### Given problem
Scan the material below for the string "title", and copy every line where it shows up.
**** Listing
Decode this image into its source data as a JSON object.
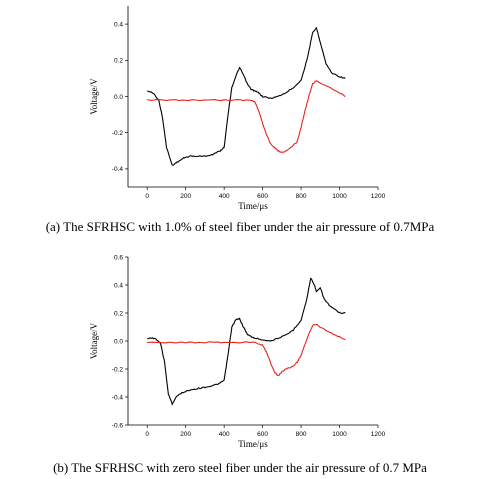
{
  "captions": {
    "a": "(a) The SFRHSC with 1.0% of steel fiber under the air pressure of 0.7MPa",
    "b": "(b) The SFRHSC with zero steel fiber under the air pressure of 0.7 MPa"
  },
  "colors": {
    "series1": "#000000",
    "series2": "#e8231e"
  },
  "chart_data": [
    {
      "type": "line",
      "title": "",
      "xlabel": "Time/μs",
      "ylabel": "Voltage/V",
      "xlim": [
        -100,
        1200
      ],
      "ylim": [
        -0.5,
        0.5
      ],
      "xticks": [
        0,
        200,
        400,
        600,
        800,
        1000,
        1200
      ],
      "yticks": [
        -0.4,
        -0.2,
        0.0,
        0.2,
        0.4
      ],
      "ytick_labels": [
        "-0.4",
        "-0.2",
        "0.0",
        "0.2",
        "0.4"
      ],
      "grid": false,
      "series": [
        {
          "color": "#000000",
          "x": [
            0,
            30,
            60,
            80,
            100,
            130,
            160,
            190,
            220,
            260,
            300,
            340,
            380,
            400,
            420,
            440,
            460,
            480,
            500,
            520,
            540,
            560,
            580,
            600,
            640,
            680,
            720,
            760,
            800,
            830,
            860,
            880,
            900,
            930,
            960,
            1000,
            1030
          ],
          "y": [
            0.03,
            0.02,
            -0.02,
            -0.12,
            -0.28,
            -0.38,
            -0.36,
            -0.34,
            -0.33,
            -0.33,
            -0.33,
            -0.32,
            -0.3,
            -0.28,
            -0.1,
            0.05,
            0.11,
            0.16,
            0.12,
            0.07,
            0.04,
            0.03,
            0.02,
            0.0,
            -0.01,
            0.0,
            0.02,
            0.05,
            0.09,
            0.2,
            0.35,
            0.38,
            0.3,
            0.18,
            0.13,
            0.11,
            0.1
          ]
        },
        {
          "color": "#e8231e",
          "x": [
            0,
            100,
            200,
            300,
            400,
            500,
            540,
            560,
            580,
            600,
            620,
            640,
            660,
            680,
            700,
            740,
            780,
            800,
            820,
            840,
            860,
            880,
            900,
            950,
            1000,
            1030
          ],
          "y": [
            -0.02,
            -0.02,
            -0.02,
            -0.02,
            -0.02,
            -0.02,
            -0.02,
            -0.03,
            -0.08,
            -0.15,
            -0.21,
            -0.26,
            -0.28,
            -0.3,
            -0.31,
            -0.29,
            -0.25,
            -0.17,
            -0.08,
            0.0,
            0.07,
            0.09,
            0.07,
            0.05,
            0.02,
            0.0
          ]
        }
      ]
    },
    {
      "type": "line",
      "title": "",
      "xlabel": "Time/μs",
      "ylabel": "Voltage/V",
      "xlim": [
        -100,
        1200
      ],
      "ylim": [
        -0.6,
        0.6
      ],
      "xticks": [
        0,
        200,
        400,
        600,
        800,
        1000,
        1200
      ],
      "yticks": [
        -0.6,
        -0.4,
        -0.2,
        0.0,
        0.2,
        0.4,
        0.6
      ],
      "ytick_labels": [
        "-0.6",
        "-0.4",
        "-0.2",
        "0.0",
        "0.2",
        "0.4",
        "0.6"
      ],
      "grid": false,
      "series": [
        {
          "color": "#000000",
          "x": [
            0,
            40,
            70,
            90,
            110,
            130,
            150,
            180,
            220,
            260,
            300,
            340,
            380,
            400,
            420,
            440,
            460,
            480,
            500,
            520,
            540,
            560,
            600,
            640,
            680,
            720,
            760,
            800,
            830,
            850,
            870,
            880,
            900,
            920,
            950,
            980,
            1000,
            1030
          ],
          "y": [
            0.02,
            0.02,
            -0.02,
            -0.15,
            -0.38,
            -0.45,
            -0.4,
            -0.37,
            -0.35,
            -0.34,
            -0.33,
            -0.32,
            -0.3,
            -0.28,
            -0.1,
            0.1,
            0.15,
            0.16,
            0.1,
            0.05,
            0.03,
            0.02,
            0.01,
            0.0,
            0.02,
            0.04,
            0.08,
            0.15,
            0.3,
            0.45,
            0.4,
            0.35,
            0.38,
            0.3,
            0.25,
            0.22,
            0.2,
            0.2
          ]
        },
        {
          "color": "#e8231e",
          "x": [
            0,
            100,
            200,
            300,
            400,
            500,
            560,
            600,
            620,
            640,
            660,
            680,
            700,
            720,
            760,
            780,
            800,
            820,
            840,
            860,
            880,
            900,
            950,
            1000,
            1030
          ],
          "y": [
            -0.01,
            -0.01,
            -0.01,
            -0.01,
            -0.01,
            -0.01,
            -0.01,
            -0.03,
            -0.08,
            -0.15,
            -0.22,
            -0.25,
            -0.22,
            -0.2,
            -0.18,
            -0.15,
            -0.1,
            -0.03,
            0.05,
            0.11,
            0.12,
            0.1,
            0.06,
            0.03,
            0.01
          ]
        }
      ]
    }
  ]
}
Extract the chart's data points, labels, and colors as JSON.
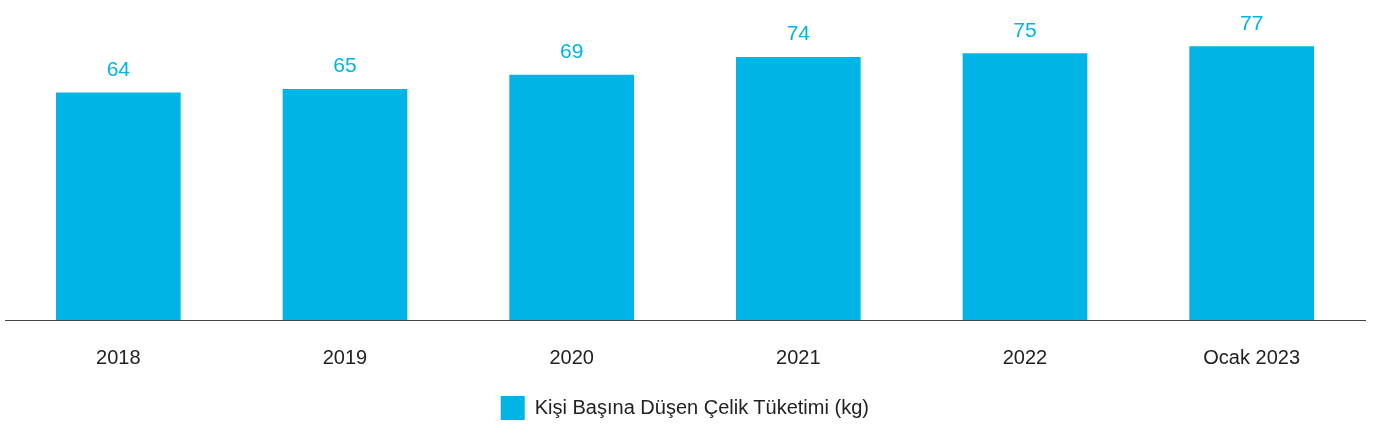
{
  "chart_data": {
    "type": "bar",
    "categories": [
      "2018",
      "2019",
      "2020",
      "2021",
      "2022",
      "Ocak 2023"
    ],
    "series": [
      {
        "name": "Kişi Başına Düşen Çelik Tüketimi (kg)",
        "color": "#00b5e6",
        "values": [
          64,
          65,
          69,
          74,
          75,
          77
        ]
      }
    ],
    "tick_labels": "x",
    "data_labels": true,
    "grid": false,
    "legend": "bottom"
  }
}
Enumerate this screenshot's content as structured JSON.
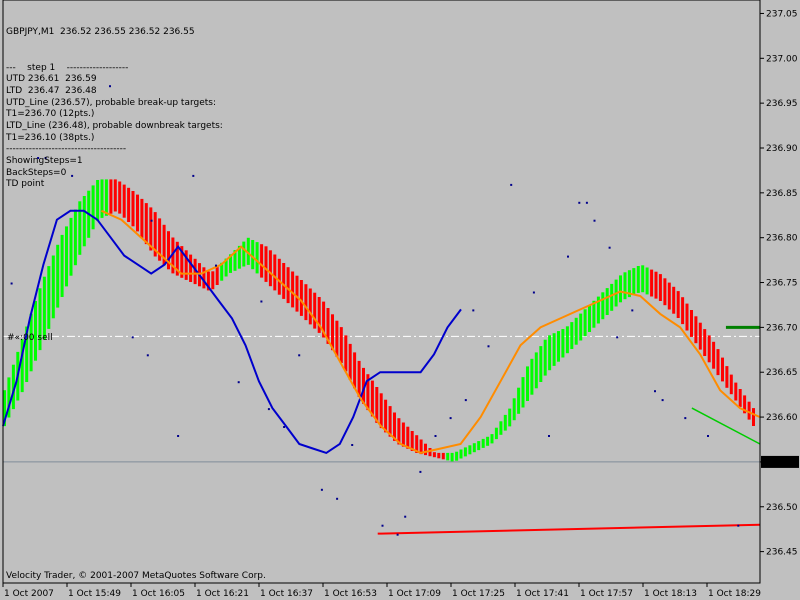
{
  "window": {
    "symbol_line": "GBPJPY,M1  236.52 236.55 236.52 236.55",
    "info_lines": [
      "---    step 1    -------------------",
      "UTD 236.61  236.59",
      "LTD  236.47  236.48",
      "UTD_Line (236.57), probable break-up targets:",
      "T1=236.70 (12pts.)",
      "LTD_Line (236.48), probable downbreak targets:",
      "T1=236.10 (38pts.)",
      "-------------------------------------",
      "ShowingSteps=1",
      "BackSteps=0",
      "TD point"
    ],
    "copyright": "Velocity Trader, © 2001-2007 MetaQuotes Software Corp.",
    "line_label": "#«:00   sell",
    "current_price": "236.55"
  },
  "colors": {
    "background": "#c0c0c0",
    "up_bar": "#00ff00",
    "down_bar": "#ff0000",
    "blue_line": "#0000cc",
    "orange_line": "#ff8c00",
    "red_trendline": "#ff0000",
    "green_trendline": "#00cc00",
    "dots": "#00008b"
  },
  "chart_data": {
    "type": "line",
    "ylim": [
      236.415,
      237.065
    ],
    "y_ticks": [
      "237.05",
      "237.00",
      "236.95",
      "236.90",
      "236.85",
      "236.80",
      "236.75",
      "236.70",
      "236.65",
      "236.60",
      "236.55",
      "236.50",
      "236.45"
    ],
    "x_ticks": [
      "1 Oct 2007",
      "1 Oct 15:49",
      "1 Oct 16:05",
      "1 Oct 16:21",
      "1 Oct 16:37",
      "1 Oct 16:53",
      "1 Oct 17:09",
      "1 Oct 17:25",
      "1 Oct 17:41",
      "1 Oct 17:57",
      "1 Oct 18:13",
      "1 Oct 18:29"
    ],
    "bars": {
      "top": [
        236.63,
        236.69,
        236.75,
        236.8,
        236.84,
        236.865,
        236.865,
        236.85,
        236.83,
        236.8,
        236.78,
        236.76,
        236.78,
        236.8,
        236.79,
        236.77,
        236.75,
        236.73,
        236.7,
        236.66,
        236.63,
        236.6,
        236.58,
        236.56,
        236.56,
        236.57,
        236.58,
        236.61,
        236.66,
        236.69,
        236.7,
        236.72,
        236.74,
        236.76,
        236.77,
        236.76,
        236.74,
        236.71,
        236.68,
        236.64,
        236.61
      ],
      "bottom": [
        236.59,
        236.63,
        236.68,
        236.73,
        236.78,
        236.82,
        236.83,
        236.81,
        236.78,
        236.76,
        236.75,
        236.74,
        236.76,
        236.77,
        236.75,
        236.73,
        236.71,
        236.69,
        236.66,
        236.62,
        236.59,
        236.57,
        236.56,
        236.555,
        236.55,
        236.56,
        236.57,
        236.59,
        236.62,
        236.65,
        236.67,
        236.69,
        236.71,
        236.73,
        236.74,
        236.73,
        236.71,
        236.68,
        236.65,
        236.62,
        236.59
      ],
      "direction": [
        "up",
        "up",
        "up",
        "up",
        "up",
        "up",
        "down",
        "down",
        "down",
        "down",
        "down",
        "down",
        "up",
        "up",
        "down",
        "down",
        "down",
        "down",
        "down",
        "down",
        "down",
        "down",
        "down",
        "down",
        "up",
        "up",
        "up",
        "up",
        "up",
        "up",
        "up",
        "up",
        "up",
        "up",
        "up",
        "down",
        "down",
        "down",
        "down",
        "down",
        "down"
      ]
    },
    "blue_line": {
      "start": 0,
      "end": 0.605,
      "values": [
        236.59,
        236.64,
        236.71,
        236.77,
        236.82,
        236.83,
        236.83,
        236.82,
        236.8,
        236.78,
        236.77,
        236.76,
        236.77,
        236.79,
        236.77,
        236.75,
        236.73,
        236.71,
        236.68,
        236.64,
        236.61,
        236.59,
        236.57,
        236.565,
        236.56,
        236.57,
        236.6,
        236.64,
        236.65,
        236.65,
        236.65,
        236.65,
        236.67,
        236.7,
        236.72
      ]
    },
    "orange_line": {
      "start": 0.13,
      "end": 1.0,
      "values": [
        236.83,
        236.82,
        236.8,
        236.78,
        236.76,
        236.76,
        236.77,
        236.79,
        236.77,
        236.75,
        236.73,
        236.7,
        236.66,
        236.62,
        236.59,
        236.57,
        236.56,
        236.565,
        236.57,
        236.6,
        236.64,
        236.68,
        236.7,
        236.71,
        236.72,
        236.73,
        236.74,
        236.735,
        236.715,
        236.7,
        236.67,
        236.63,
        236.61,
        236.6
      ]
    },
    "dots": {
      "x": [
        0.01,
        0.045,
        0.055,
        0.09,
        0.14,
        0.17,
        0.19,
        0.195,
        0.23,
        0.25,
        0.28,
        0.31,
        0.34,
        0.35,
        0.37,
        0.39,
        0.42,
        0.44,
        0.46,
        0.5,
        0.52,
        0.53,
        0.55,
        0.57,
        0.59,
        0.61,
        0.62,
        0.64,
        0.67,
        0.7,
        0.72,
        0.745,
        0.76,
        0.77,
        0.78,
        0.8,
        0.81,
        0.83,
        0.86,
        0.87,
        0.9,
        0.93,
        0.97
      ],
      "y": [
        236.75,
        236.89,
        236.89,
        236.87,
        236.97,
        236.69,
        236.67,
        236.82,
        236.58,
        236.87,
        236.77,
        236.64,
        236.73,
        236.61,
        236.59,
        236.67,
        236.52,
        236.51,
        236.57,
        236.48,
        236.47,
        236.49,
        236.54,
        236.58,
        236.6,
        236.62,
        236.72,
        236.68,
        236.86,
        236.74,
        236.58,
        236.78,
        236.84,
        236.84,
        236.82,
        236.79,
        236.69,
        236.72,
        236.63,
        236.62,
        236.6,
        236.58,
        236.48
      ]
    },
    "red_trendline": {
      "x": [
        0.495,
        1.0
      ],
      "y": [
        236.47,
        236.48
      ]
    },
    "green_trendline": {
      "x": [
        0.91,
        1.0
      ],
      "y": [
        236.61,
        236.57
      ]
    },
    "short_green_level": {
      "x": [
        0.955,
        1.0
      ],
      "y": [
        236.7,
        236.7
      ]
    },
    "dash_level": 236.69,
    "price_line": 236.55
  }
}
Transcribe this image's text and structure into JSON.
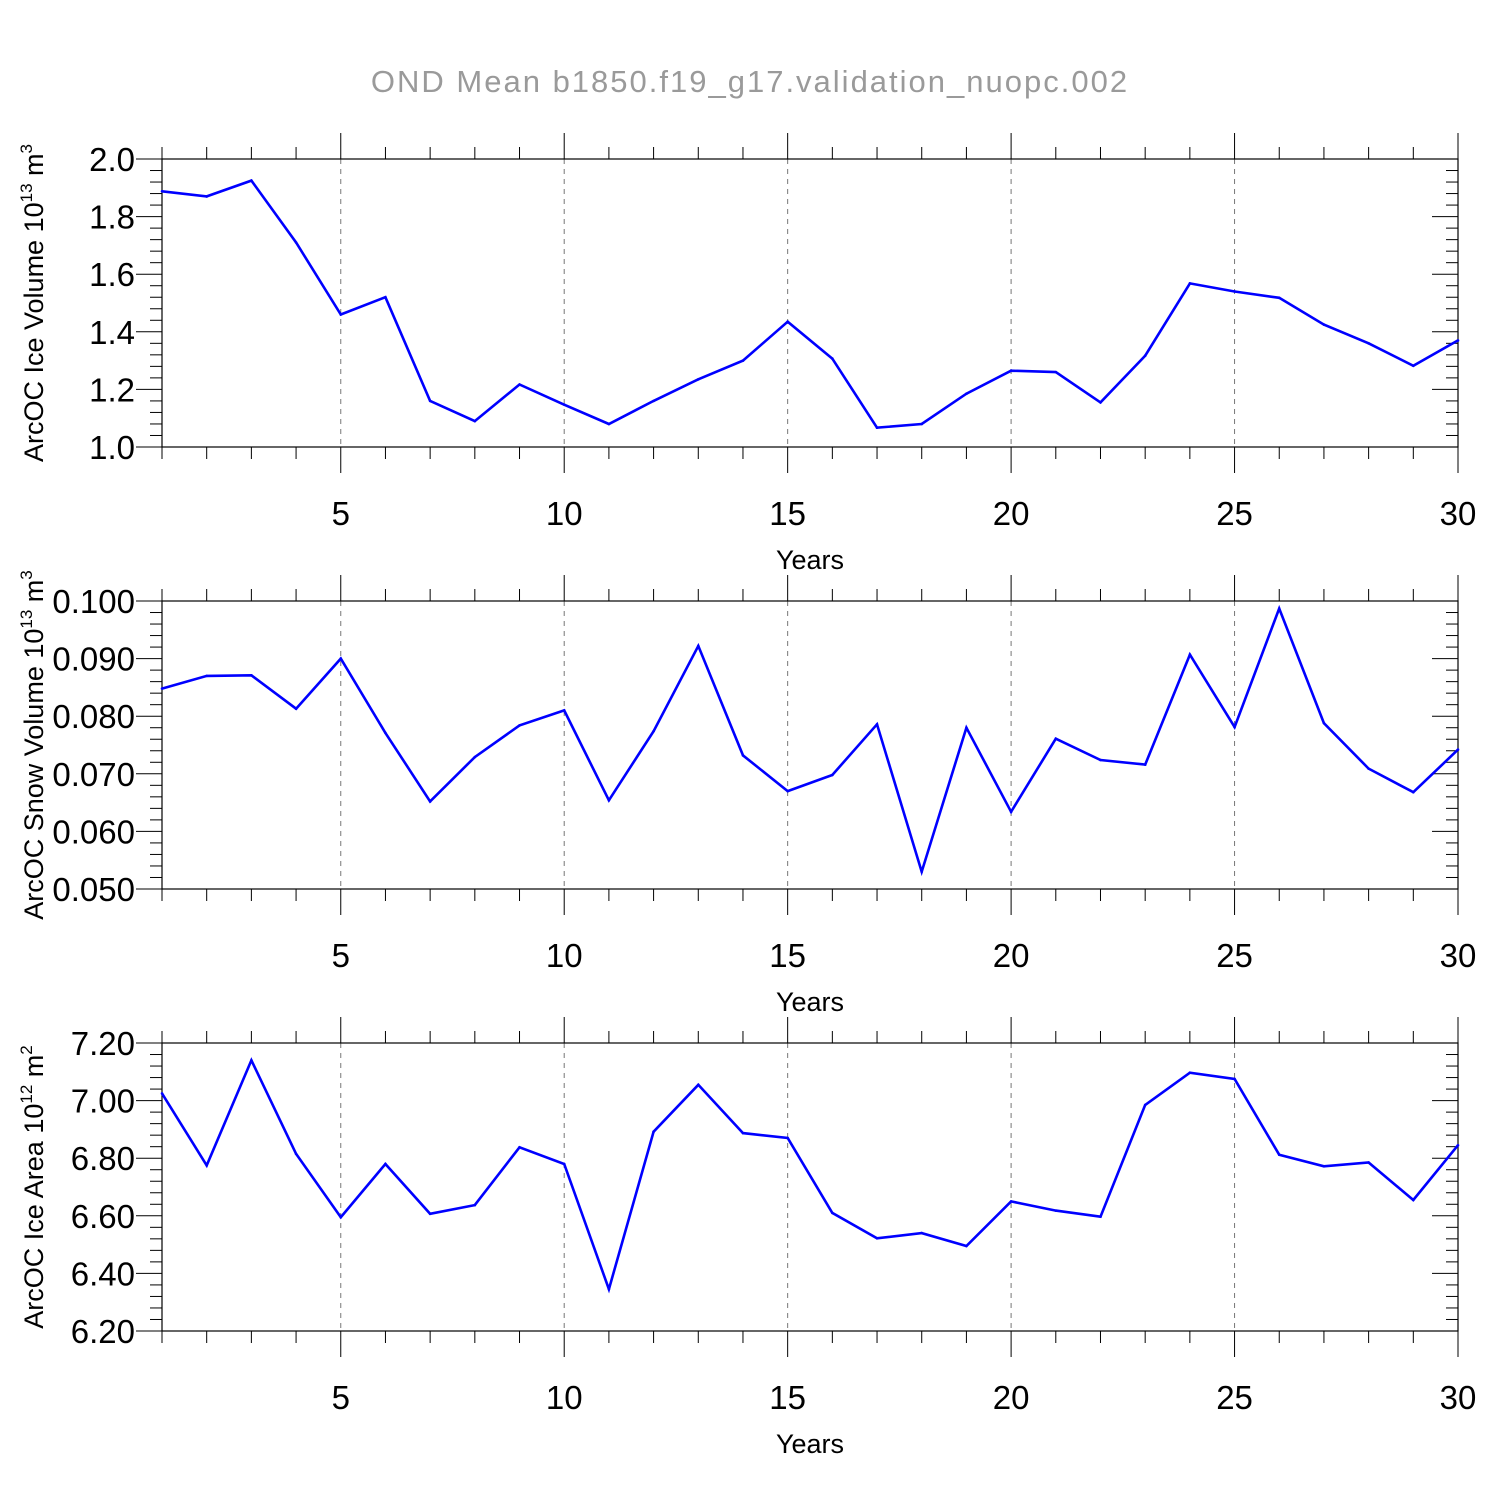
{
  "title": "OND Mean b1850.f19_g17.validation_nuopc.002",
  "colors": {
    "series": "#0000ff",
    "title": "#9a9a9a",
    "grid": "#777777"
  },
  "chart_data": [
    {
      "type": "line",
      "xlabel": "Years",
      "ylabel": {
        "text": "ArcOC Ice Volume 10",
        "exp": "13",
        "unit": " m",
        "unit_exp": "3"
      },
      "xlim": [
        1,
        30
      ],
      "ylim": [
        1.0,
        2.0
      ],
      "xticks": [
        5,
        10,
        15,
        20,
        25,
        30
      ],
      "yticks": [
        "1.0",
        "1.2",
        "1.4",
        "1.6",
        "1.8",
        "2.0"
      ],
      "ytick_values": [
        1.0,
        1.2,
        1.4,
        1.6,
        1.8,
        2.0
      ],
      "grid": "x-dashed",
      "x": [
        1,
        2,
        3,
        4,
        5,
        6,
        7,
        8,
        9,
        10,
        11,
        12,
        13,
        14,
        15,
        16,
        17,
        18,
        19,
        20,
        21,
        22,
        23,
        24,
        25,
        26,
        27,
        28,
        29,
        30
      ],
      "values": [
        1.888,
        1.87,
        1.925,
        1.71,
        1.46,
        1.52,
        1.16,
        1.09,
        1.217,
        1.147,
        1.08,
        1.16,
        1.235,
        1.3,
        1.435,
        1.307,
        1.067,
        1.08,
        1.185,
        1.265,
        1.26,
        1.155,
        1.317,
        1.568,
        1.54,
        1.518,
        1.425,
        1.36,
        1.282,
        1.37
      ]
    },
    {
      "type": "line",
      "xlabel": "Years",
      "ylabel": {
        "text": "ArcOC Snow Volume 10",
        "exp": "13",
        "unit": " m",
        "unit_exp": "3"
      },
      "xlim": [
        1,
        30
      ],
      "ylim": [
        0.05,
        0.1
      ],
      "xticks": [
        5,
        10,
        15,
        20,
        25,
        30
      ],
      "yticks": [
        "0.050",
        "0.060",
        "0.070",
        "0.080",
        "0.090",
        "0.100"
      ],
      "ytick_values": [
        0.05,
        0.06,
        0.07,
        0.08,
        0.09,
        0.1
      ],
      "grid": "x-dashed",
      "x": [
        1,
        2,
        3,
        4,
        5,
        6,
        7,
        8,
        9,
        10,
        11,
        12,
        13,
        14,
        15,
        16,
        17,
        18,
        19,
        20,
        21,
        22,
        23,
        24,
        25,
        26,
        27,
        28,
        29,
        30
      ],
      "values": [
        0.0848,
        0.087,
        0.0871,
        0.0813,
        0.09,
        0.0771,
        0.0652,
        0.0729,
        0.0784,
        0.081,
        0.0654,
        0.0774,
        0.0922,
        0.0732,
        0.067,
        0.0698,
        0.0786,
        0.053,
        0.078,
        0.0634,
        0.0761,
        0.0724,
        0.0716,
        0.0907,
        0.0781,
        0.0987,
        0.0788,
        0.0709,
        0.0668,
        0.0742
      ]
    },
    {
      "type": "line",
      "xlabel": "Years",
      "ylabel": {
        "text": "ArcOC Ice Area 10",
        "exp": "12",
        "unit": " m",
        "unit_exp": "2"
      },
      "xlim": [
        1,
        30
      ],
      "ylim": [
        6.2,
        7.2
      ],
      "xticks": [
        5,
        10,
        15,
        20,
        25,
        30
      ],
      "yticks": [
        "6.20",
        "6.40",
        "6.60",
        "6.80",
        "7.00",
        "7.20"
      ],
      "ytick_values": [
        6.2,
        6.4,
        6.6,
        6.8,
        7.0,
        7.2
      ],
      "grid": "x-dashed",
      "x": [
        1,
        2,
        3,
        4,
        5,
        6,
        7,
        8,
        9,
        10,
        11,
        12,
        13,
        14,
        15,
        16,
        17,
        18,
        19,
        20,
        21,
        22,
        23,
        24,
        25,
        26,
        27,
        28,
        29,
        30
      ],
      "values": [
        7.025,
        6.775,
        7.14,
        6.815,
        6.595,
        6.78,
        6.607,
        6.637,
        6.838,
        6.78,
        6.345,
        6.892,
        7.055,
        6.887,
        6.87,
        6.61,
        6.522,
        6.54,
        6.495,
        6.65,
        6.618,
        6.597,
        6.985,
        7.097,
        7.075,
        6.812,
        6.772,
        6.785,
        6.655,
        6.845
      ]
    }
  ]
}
********
### Output
      "title": "",
      "title": "",
  "title": "OND Mean b1850.f19_g17.validation_nuopc.002",
    "title": "#9a9a9a",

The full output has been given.